* **DIRECTIONS**
Print the listing below in its entirety, character for character.

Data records
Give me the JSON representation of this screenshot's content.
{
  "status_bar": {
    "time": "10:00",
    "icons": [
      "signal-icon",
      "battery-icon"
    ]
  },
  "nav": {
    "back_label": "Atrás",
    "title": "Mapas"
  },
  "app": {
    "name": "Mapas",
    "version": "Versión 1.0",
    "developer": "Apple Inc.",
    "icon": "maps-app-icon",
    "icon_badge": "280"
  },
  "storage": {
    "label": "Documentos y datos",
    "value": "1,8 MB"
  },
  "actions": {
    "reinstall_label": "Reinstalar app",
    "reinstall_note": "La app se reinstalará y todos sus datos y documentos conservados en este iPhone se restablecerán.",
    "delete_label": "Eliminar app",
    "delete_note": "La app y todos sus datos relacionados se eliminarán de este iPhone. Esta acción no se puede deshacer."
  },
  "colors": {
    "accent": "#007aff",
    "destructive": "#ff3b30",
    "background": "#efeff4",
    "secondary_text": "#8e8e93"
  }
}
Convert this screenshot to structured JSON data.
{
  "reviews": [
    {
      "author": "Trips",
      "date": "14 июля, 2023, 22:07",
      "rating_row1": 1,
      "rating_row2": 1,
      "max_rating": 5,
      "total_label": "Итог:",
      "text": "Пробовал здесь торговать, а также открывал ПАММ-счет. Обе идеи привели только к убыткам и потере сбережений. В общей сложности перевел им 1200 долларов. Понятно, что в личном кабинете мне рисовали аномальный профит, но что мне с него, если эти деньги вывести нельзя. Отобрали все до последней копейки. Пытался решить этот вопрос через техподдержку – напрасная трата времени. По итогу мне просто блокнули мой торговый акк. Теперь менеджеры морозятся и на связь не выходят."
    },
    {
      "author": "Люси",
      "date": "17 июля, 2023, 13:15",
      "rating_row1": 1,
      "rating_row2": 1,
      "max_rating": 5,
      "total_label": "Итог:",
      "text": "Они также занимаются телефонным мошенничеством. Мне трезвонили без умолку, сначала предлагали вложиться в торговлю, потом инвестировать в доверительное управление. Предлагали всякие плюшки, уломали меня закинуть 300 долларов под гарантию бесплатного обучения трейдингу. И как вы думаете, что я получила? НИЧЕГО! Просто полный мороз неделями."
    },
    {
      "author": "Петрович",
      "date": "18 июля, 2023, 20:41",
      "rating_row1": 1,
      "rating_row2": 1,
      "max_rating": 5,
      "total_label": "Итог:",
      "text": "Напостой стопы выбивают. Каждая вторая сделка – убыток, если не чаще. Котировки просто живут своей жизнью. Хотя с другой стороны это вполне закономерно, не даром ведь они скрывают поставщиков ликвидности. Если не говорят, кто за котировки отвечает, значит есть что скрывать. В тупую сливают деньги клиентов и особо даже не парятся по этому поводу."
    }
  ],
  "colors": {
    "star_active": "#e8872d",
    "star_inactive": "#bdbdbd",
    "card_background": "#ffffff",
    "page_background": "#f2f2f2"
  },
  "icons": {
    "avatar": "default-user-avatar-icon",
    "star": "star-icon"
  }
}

* **CORRECT ANSWER**
Give me the JSON representation of this screenshot's content.
{
  "status_bar": {
    "time": "10:00",
    "icons": [
      "signal-icon",
      "battery-icon"
    ]
  },
  "nav": {
    "back_label": "Atrás",
    "title": "Mapas"
  },
  "app": {
    "name": "Mapas",
    "version": "Versión 1.0",
    "developer": "Apple Inc.",
    "icon": "maps-app-icon",
    "icon_badge": "280"
  },
  "storage": {
    "label": "Documentos y datos",
    "value": "1,8 MB"
  },
  "actions": {
    "reinstall_label": "Reinstalar app",
    "reinstall_note": "La app se reinstalará y todos sus datos y documentos conservados en este iPhone se restablecerán.",
    "delete_label": "Eliminar app",
    "delete_note": "La app y todos sus datos relacionados se eliminarán de este iPhone. Esta acción no se puede deshacer."
  },
  "colors": {
    "accent": "#007aff",
    "destructive": "#ff3b30",
    "background": "#efeff4",
    "secondary_text": "#8e8e93"
  }
}
Convert this screenshot to structured JSON data.
{
  "reviews": [
    {
      "author": "Trips",
      "date": "14 июля, 2023, 22:07",
      "rating_row1": 1,
      "rating_row2": 1,
      "max_rating": 5,
      "total_label": "Итог:",
      "text": "Пробовал здесь торговать, а также открывал ПАММ-счет. Обе идеи привели только к убыткам и потере сбережений. В общей сложности перевел им 1200 долларов. Понятно, что в личном кабинете мне рисовали аномальный профит, но что мне с него, если эти деньги вывести нельзя. Отобрали все до последней копейки. Пытался решить этот вопрос через техподдержку – напрасная трата времени. По итогу мне просто блокнули мой торговый акк. Теперь менеджеры морозятся и на связь не выходят."
    },
    {
      "author": "Люси",
      "date": "17 июля, 2023, 13:15",
      "rating_row1": 1,
      "rating_row2": 1,
      "max_rating": 5,
      "total_label": "Итог:",
      "text": "Они также занимаются телефонным мошенничеством. Мне трезвонили без умолку, сначала предлагали вложиться в торговлю, потом инвестировать в доверительное управление. Предлагали всякие плюшки, уломали меня закинуть 300 долларов под гарантию бесплатного обучения трейдингу. И как вы думаете, что я получила? НИЧЕГО! Просто полный мороз неделями."
    },
    {
      "author": "Петрович",
      "date": "18 июля, 2023, 20:41",
      "rating_row1": 1,
      "rating_row2": 1,
      "max_rating": 5,
      "total_label": "Итог:",
      "text": "Напостой стопы выбивают. Каждая вторая сделка – убыток, если не чаще. Котировки просто живут своей жизнью. Хотя с другой стороны это вполне закономерно, не даром ведь они скрывают поставщиков ликвидности. Если не говорят, кто за котировки отвечает, значит есть что скрывать. В тупую сливают деньги клиентов и особо даже не парятся по этому поводу."
    }
  ],
  "colors": {
    "star_active": "#e8872d",
    "star_inactive": "#bdbdbd",
    "card_background": "#ffffff",
    "page_background": "#f2f2f2"
  },
  "icons": {
    "avatar": "default-user-avatar-icon",
    "star": "star-icon"
  }
}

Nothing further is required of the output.